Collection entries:
--- begin ---

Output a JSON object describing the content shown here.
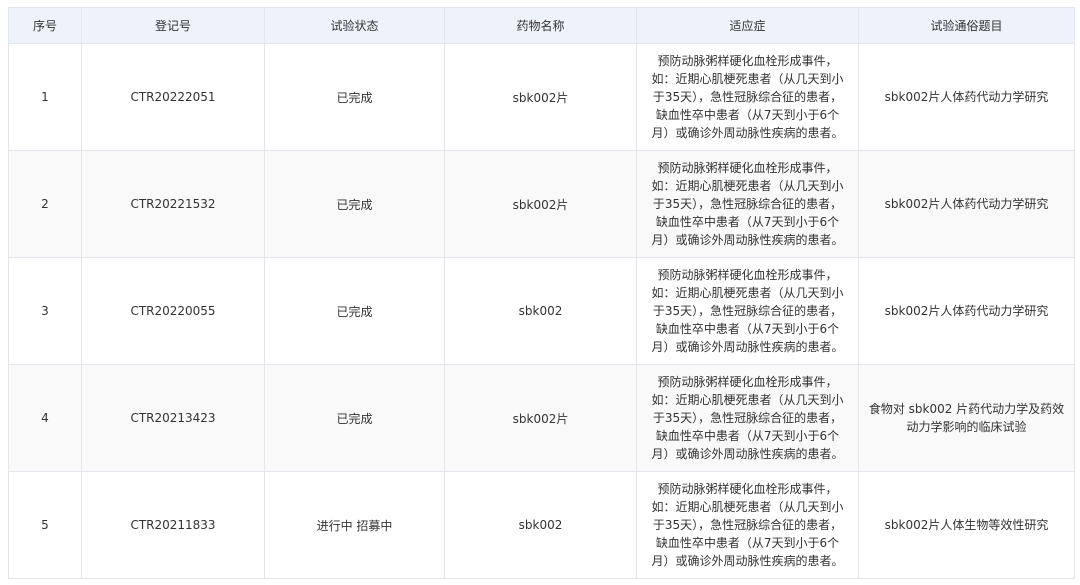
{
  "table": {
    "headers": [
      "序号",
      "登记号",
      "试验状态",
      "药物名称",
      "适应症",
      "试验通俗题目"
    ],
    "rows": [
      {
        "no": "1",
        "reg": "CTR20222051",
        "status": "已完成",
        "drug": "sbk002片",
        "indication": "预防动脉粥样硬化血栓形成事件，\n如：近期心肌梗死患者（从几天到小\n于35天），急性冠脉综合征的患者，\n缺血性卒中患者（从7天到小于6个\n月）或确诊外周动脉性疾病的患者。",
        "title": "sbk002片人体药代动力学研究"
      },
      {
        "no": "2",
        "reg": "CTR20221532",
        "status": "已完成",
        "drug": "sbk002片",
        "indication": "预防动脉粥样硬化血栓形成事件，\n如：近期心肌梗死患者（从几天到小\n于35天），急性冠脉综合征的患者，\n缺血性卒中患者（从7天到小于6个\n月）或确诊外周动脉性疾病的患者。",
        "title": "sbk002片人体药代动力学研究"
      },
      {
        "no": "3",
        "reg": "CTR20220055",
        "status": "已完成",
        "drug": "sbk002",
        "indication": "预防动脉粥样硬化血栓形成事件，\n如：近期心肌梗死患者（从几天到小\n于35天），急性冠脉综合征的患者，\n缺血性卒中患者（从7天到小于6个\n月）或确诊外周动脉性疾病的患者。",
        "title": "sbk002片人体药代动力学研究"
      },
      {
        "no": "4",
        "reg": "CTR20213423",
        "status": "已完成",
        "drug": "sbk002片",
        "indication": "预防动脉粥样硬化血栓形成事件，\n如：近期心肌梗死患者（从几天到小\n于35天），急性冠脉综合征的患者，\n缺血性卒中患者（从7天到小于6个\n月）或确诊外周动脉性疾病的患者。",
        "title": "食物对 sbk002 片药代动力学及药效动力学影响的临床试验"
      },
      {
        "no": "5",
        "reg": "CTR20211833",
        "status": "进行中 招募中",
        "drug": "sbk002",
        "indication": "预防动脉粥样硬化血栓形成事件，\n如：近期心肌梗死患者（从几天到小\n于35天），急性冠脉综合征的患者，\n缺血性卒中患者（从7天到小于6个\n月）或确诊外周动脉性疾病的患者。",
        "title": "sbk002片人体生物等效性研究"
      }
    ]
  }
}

--- end ---
--- begin ---

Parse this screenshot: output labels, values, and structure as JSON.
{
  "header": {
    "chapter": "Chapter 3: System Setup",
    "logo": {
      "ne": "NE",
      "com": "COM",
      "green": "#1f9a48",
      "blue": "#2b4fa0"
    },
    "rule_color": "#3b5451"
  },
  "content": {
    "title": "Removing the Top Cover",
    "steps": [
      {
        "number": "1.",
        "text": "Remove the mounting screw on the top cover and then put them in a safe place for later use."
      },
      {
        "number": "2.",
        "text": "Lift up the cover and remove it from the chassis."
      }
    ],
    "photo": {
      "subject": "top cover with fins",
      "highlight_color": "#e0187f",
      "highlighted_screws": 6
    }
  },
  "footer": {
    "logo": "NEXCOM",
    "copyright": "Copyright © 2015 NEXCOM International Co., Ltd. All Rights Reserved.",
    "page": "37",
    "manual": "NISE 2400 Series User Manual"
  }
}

--- end ---

Copy out each line in the preceding records that contains "JSON".

Solved exercise ->
Output a JSON object describing the content shown here.
Parse this screenshot: output labels, values, and structure as JSON.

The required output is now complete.